WHAT TO PRODUCE:
Without the pictures, output the records below word for word.
********
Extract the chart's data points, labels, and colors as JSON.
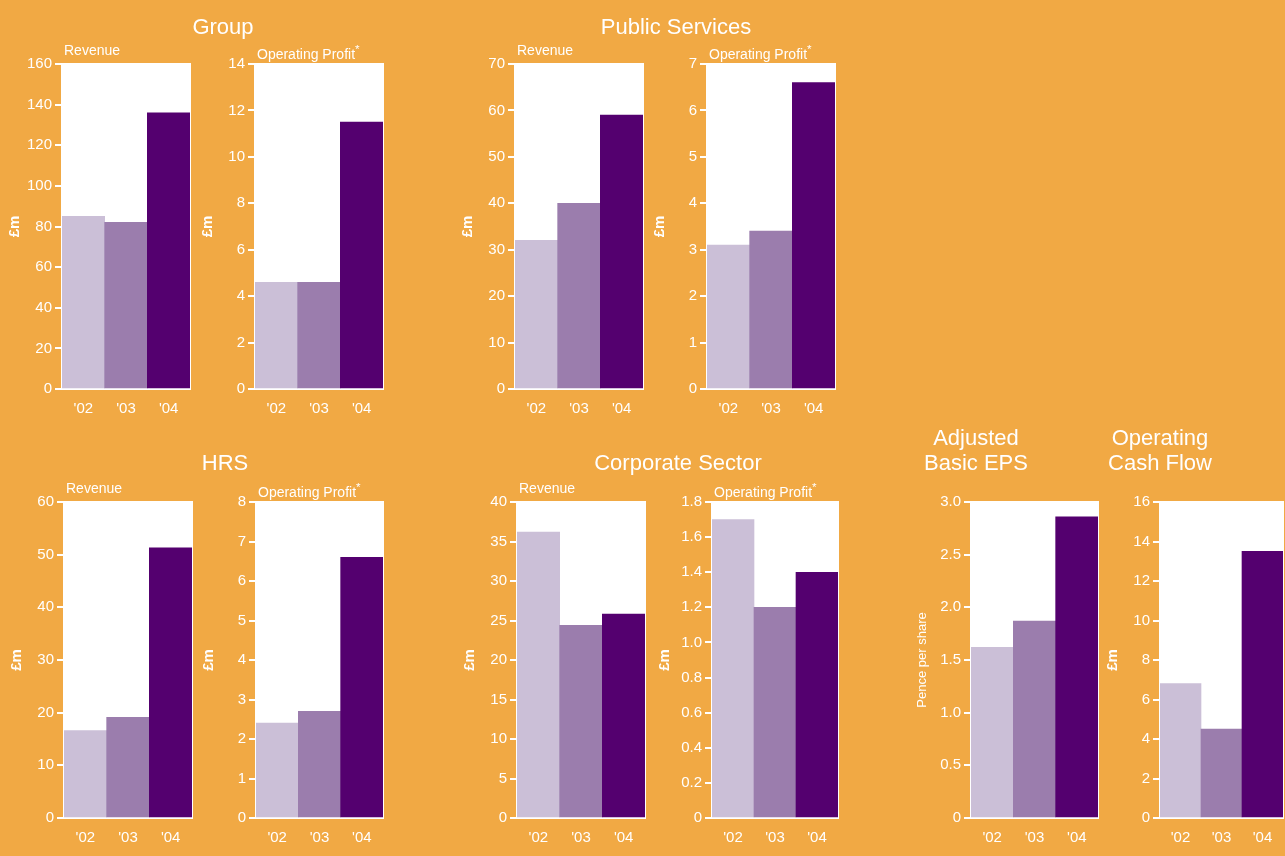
{
  "chart_data": [
    {
      "type": "bar",
      "title": "Group",
      "subtitle": "Revenue",
      "ylabel": "£m",
      "categories": [
        "'02",
        "'03",
        "'04"
      ],
      "values": [
        85,
        82,
        136
      ],
      "colors": [
        "#cbbfd7",
        "#9b7dad",
        "#54006f"
      ],
      "ylim": [
        0,
        160
      ],
      "yticks": [
        0,
        20,
        40,
        60,
        80,
        100,
        120,
        140,
        160
      ]
    },
    {
      "type": "bar",
      "subtitle": "Operating Profit$^{*}$",
      "ylabel": "£m",
      "categories": [
        "'02",
        "'03",
        "'04"
      ],
      "values": [
        4.6,
        4.6,
        11.5
      ],
      "colors": [
        "#cbbfd7",
        "#9b7dad",
        "#54006f"
      ],
      "ylim": [
        0,
        14
      ],
      "yticks": [
        0,
        2,
        4,
        6,
        8,
        10,
        12,
        14
      ]
    },
    {
      "type": "bar",
      "title": "Public Services",
      "subtitle": "Revenue",
      "ylabel": "£m",
      "categories": [
        "'02",
        "'03",
        "'04"
      ],
      "values": [
        32,
        40,
        59
      ],
      "colors": [
        "#cbbfd7",
        "#9b7dad",
        "#54006f"
      ],
      "ylim": [
        0,
        70
      ],
      "yticks": [
        0,
        10,
        20,
        30,
        40,
        50,
        60,
        70
      ]
    },
    {
      "type": "bar",
      "subtitle": "Operating Profit$^{*}$",
      "ylabel": "£m",
      "categories": [
        "'02",
        "'03",
        "'04"
      ],
      "values": [
        3.1,
        3.4,
        6.6
      ],
      "colors": [
        "#cbbfd7",
        "#9b7dad",
        "#54006f"
      ],
      "ylim": [
        0,
        7
      ],
      "yticks": [
        0,
        1,
        2,
        3,
        4,
        5,
        6,
        7
      ]
    },
    {
      "type": "bar",
      "title": "HRS",
      "subtitle": "Revenue",
      "ylabel": "£m",
      "categories": [
        "'02",
        "'03",
        "'04"
      ],
      "values": [
        16.6,
        19.1,
        51.3
      ],
      "colors": [
        "#cbbfd7",
        "#9b7dad",
        "#54006f"
      ],
      "ylim": [
        0,
        60
      ],
      "yticks": [
        0,
        10,
        20,
        30,
        40,
        50,
        60
      ]
    },
    {
      "type": "bar",
      "subtitle": "Operating Profit$^{*}$",
      "ylabel": "£m",
      "categories": [
        "'02",
        "'03",
        "'04"
      ],
      "values": [
        2.4,
        2.7,
        6.6
      ],
      "colors": [
        "#cbbfd7",
        "#9b7dad",
        "#54006f"
      ],
      "ylim": [
        0,
        8
      ],
      "yticks": [
        0,
        1,
        2,
        3,
        4,
        5,
        6,
        7,
        8
      ]
    },
    {
      "type": "bar",
      "title": "Corporate Sector",
      "subtitle": "Revenue",
      "ylabel": "£m",
      "categories": [
        "'02",
        "'03",
        "'04"
      ],
      "values": [
        36.2,
        24.4,
        25.8
      ],
      "colors": [
        "#cbbfd7",
        "#9b7dad",
        "#54006f"
      ],
      "ylim": [
        0,
        40
      ],
      "yticks": [
        0,
        5,
        10,
        15,
        20,
        25,
        30,
        35,
        40
      ]
    },
    {
      "type": "bar",
      "subtitle": "Operating Profit$^{*}$",
      "ylabel": "£m",
      "categories": [
        "'02",
        "'03",
        "'04"
      ],
      "values": [
        1.7,
        1.2,
        1.4
      ],
      "colors": [
        "#cbbfd7",
        "#9b7dad",
        "#54006f"
      ],
      "ylim": [
        0,
        1.8
      ],
      "yticks": [
        {
          "value": 0,
          "label": "0"
        },
        {
          "value": 0.2,
          "label": "0.2"
        },
        {
          "value": 0.4,
          "label": "0.4"
        },
        {
          "value": 0.6,
          "label": "0.6"
        },
        {
          "value": 0.8,
          "label": "0.8"
        },
        {
          "value": 1,
          "label": "1.0"
        },
        {
          "value": 1.2,
          "label": "1.2"
        },
        {
          "value": 1.4,
          "label": "1.4"
        },
        {
          "value": 1.6,
          "label": "1.6"
        },
        {
          "value": 1.8,
          "label": "1.8"
        }
      ]
    },
    {
      "type": "bar",
      "title": "Adjusted Basic EPS",
      "ylabel": "Pence per share",
      "categories": [
        "'02",
        "'03",
        "'04"
      ],
      "values": [
        1.62,
        1.87,
        2.86
      ],
      "colors": [
        "#cbbfd7",
        "#9b7dad",
        "#54006f"
      ],
      "ylim": [
        0,
        3
      ],
      "yticks": [
        {
          "value": 0,
          "label": "0"
        },
        {
          "value": 0.5,
          "label": "0.5"
        },
        {
          "value": 1,
          "label": "1.0"
        },
        {
          "value": 1.5,
          "label": "1.5"
        },
        {
          "value": 2,
          "label": "2.0"
        },
        {
          "value": 2.5,
          "label": "2.5"
        },
        {
          "value": 3,
          "label": "3.0"
        }
      ]
    },
    {
      "type": "bar",
      "title": "Operating Cash Flow",
      "ylabel": "£m",
      "categories": [
        "'02",
        "'03",
        "'04"
      ],
      "values": [
        6.8,
        4.5,
        13.5
      ],
      "colors": [
        "#cbbfd7",
        "#9b7dad",
        "#54006f"
      ],
      "ylim": [
        0,
        16
      ],
      "yticks": [
        0,
        2,
        4,
        6,
        8,
        10,
        12,
        14,
        16
      ]
    }
  ]
}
********
WRITTEN RESPONSE:
Extract the chart's data points, labels, and colors as JSON.
{
  "chart_data": [
    {
      "type": "bar",
      "title": "Group",
      "subtitle": "Revenue",
      "ylabel": "£m",
      "categories": [
        "'02",
        "'03",
        "'04"
      ],
      "values": [
        85,
        82,
        136
      ],
      "colors": [
        "#cbbfd7",
        "#9b7dad",
        "#54006f"
      ],
      "ylim": [
        0,
        160
      ],
      "yticks": [
        0,
        20,
        40,
        60,
        80,
        100,
        120,
        140,
        160
      ]
    },
    {
      "type": "bar",
      "subtitle": "Operating Profit$^{*}$",
      "ylabel": "£m",
      "categories": [
        "'02",
        "'03",
        "'04"
      ],
      "values": [
        4.6,
        4.6,
        11.5
      ],
      "colors": [
        "#cbbfd7",
        "#9b7dad",
        "#54006f"
      ],
      "ylim": [
        0,
        14
      ],
      "yticks": [
        0,
        2,
        4,
        6,
        8,
        10,
        12,
        14
      ]
    },
    {
      "type": "bar",
      "title": "Public Services",
      "subtitle": "Revenue",
      "ylabel": "£m",
      "categories": [
        "'02",
        "'03",
        "'04"
      ],
      "values": [
        32,
        40,
        59
      ],
      "colors": [
        "#cbbfd7",
        "#9b7dad",
        "#54006f"
      ],
      "ylim": [
        0,
        70
      ],
      "yticks": [
        0,
        10,
        20,
        30,
        40,
        50,
        60,
        70
      ]
    },
    {
      "type": "bar",
      "subtitle": "Operating Profit$^{*}$",
      "ylabel": "£m",
      "categories": [
        "'02",
        "'03",
        "'04"
      ],
      "values": [
        3.1,
        3.4,
        6.6
      ],
      "colors": [
        "#cbbfd7",
        "#9b7dad",
        "#54006f"
      ],
      "ylim": [
        0,
        7
      ],
      "yticks": [
        0,
        1,
        2,
        3,
        4,
        5,
        6,
        7
      ]
    },
    {
      "type": "bar",
      "title": "HRS",
      "subtitle": "Revenue",
      "ylabel": "£m",
      "categories": [
        "'02",
        "'03",
        "'04"
      ],
      "values": [
        16.6,
        19.1,
        51.3
      ],
      "colors": [
        "#cbbfd7",
        "#9b7dad",
        "#54006f"
      ],
      "ylim": [
        0,
        60
      ],
      "yticks": [
        0,
        10,
        20,
        30,
        40,
        50,
        60
      ]
    },
    {
      "type": "bar",
      "subtitle": "Operating Profit$^{*}$",
      "ylabel": "£m",
      "categories": [
        "'02",
        "'03",
        "'04"
      ],
      "values": [
        2.4,
        2.7,
        6.6
      ],
      "colors": [
        "#cbbfd7",
        "#9b7dad",
        "#54006f"
      ],
      "ylim": [
        0,
        8
      ],
      "yticks": [
        0,
        1,
        2,
        3,
        4,
        5,
        6,
        7,
        8
      ]
    },
    {
      "type": "bar",
      "title": "Corporate Sector",
      "subtitle": "Revenue",
      "ylabel": "£m",
      "categories": [
        "'02",
        "'03",
        "'04"
      ],
      "values": [
        36.2,
        24.4,
        25.8
      ],
      "colors": [
        "#cbbfd7",
        "#9b7dad",
        "#54006f"
      ],
      "ylim": [
        0,
        40
      ],
      "yticks": [
        0,
        5,
        10,
        15,
        20,
        25,
        30,
        35,
        40
      ]
    },
    {
      "type": "bar",
      "subtitle": "Operating Profit$^{*}$",
      "ylabel": "£m",
      "categories": [
        "'02",
        "'03",
        "'04"
      ],
      "values": [
        1.7,
        1.2,
        1.4
      ],
      "colors": [
        "#cbbfd7",
        "#9b7dad",
        "#54006f"
      ],
      "ylim": [
        0,
        1.8
      ],
      "yticks": [
        {
          "value": 0,
          "label": "0"
        },
        {
          "value": 0.2,
          "label": "0.2"
        },
        {
          "value": 0.4,
          "label": "0.4"
        },
        {
          "value": 0.6,
          "label": "0.6"
        },
        {
          "value": 0.8,
          "label": "0.8"
        },
        {
          "value": 1,
          "label": "1.0"
        },
        {
          "value": 1.2,
          "label": "1.2"
        },
        {
          "value": 1.4,
          "label": "1.4"
        },
        {
          "value": 1.6,
          "label": "1.6"
        },
        {
          "value": 1.8,
          "label": "1.8"
        }
      ]
    },
    {
      "type": "bar",
      "title": "Adjusted Basic EPS",
      "ylabel": "Pence per share",
      "categories": [
        "'02",
        "'03",
        "'04"
      ],
      "values": [
        1.62,
        1.87,
        2.86
      ],
      "colors": [
        "#cbbfd7",
        "#9b7dad",
        "#54006f"
      ],
      "ylim": [
        0,
        3
      ],
      "yticks": [
        {
          "value": 0,
          "label": "0"
        },
        {
          "value": 0.5,
          "label": "0.5"
        },
        {
          "value": 1,
          "label": "1.0"
        },
        {
          "value": 1.5,
          "label": "1.5"
        },
        {
          "value": 2,
          "label": "2.0"
        },
        {
          "value": 2.5,
          "label": "2.5"
        },
        {
          "value": 3,
          "label": "3.0"
        }
      ]
    },
    {
      "type": "bar",
      "title": "Operating Cash Flow",
      "ylabel": "£m",
      "categories": [
        "'02",
        "'03",
        "'04"
      ],
      "values": [
        6.8,
        4.5,
        13.5
      ],
      "colors": [
        "#cbbfd7",
        "#9b7dad",
        "#54006f"
      ],
      "ylim": [
        0,
        16
      ],
      "yticks": [
        0,
        2,
        4,
        6,
        8,
        10,
        12,
        14,
        16
      ]
    }
  ]
}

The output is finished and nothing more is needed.